▶ _Data provided_
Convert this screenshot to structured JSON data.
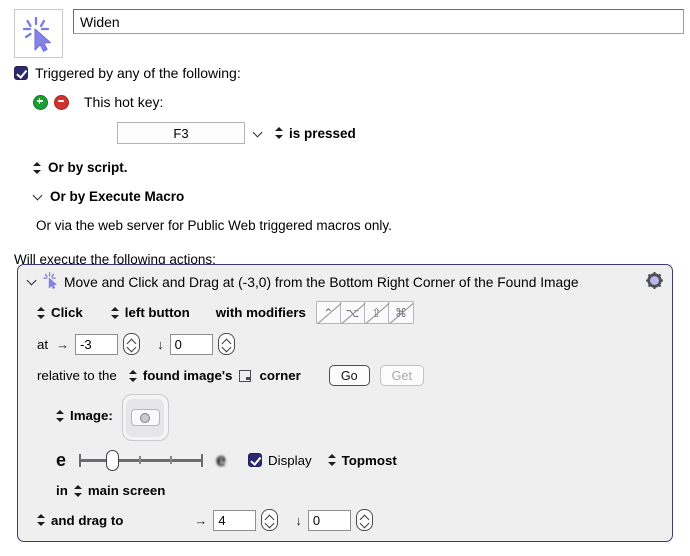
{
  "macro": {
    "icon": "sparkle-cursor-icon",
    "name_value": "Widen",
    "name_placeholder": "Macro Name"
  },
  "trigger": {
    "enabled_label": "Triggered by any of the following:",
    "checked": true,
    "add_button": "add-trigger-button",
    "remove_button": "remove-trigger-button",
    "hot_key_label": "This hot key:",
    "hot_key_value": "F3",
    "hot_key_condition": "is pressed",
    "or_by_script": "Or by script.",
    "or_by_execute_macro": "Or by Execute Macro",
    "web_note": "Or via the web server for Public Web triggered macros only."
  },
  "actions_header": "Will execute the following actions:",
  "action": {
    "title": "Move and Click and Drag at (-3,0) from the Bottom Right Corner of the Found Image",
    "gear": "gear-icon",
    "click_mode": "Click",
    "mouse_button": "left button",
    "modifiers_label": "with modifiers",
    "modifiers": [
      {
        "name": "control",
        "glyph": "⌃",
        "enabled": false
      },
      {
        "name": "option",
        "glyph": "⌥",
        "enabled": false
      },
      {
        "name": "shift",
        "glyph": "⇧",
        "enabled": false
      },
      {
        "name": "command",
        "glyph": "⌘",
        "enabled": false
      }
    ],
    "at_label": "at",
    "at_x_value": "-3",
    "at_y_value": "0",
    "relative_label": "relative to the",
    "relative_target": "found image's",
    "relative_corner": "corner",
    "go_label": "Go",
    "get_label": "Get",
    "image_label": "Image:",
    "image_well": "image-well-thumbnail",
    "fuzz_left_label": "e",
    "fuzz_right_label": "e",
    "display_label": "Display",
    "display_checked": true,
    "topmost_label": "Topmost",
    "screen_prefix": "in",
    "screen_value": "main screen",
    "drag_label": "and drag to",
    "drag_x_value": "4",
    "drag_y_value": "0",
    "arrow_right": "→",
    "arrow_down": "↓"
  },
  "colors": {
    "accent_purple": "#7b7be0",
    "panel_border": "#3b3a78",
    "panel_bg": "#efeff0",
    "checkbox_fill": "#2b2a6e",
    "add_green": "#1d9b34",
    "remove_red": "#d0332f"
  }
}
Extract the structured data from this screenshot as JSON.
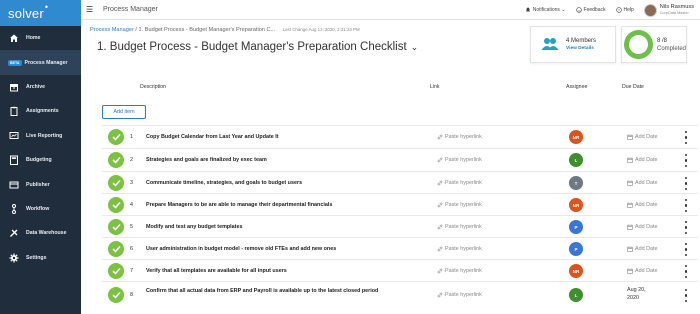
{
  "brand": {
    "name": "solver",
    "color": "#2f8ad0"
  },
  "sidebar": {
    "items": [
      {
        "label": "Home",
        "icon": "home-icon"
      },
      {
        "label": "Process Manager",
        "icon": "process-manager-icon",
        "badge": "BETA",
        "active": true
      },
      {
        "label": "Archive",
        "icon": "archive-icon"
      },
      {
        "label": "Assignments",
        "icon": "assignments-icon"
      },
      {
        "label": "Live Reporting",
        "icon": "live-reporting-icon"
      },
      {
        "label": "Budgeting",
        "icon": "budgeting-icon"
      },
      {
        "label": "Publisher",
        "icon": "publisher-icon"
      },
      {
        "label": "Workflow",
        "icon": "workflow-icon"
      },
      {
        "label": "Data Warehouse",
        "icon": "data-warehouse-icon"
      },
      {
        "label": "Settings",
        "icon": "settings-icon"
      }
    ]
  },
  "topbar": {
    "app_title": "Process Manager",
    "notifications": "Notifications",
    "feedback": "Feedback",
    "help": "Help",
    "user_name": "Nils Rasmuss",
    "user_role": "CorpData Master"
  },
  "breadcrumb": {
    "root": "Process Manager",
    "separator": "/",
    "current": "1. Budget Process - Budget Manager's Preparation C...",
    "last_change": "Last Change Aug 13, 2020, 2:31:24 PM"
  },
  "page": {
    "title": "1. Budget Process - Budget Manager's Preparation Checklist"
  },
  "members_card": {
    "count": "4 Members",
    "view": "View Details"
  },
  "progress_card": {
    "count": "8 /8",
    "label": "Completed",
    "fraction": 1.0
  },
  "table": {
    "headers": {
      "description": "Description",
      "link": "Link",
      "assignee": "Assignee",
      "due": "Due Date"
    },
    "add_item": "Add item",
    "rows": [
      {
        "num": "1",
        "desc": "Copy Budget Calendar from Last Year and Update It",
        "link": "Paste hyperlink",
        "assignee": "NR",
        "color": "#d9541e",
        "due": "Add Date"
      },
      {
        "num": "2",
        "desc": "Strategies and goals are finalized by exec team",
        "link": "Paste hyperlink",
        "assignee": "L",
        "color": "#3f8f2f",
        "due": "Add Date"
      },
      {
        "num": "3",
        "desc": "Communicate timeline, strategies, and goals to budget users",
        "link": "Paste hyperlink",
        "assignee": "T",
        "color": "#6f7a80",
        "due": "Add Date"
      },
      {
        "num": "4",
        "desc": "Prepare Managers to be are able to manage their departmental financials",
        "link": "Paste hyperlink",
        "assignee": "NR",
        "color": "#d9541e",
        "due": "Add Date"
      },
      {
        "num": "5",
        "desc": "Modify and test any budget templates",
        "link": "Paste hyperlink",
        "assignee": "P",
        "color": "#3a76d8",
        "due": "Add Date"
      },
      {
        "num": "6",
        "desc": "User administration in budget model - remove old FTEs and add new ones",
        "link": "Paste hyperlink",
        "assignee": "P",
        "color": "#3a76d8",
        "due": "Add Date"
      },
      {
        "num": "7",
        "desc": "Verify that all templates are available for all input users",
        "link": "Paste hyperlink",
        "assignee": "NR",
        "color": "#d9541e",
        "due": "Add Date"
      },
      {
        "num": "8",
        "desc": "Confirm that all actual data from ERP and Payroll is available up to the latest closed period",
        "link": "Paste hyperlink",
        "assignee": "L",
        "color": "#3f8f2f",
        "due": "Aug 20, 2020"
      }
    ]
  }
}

▶ _The problem_
All lines above containing the string "templates" are to be collected.

▶ _Exercise solution_
        "desc": "Modify and test any budget templates",
        "desc": "Verify that all templates are available for all input users",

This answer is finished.